* _What you will do_: Say how many lines include the word "photo". Reply with nothing but the number.
[Start of Given entries]
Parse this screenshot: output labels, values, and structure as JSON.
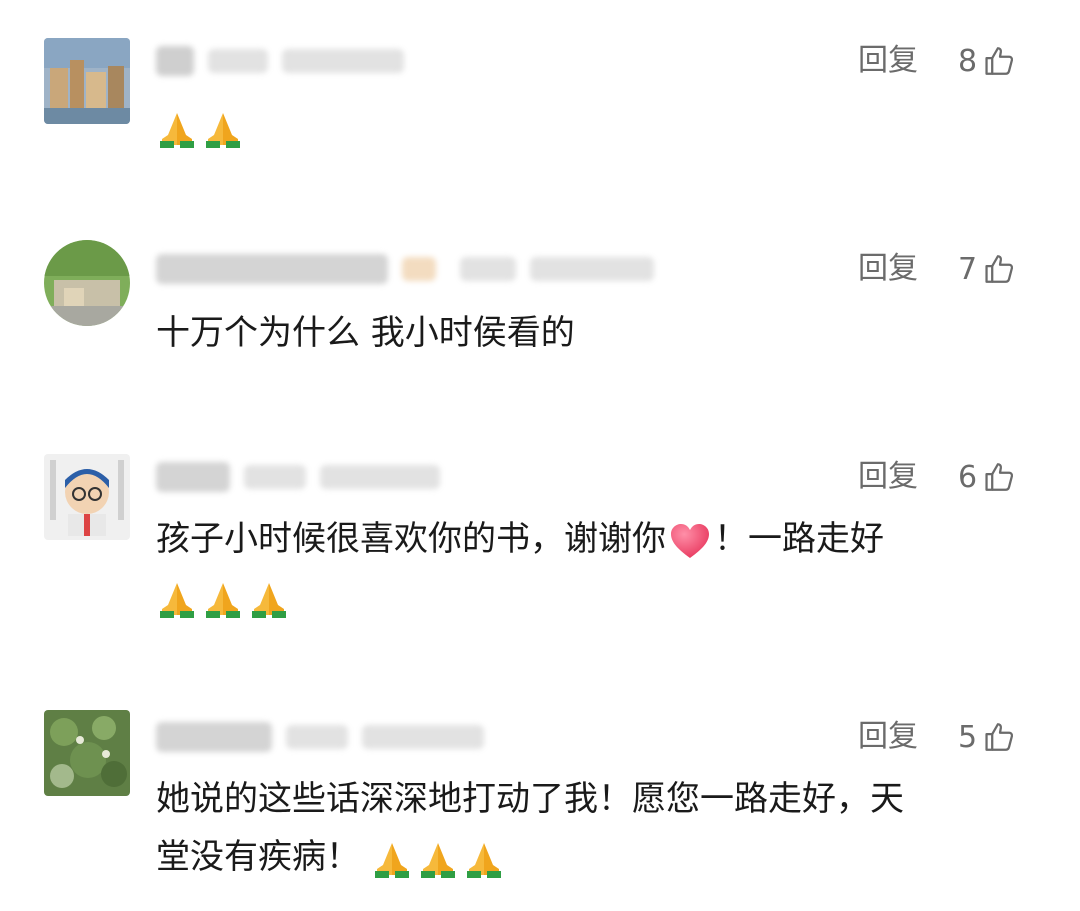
{
  "comments": [
    {
      "reply_label": "回复",
      "likes": "8",
      "avatar": "photo-avatar-city",
      "text": "",
      "emoji_count": 2
    },
    {
      "reply_label": "回复",
      "likes": "7",
      "avatar": "photo-avatar-nature",
      "text": "十万个为什么 我小时侯看的",
      "emoji_count": 0
    },
    {
      "reply_label": "回复",
      "likes": "6",
      "avatar": "cartoon-avatar",
      "text_before_heart": "孩子小时候很喜欢你的书，谢谢你",
      "text_after_heart": "！一路走好",
      "emoji_count": 3
    },
    {
      "reply_label": "回复",
      "likes": "5",
      "avatar": "photo-avatar-plant",
      "text_line1": "她说的这些话深深地打动了我！愿您一路走好，天",
      "text_line2": "堂没有疾病！",
      "emoji_count": 3
    }
  ],
  "icons": {
    "like": "thumbs-up-icon",
    "emoji": "folded-hands-emoji",
    "heart": "red-heart-emoji"
  },
  "colors": {
    "meta_gray": "#6b6b6b",
    "text": "#1a1a1a",
    "blur": "#d9d9d9"
  }
}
[End of Given entries]
* _Task response_: 3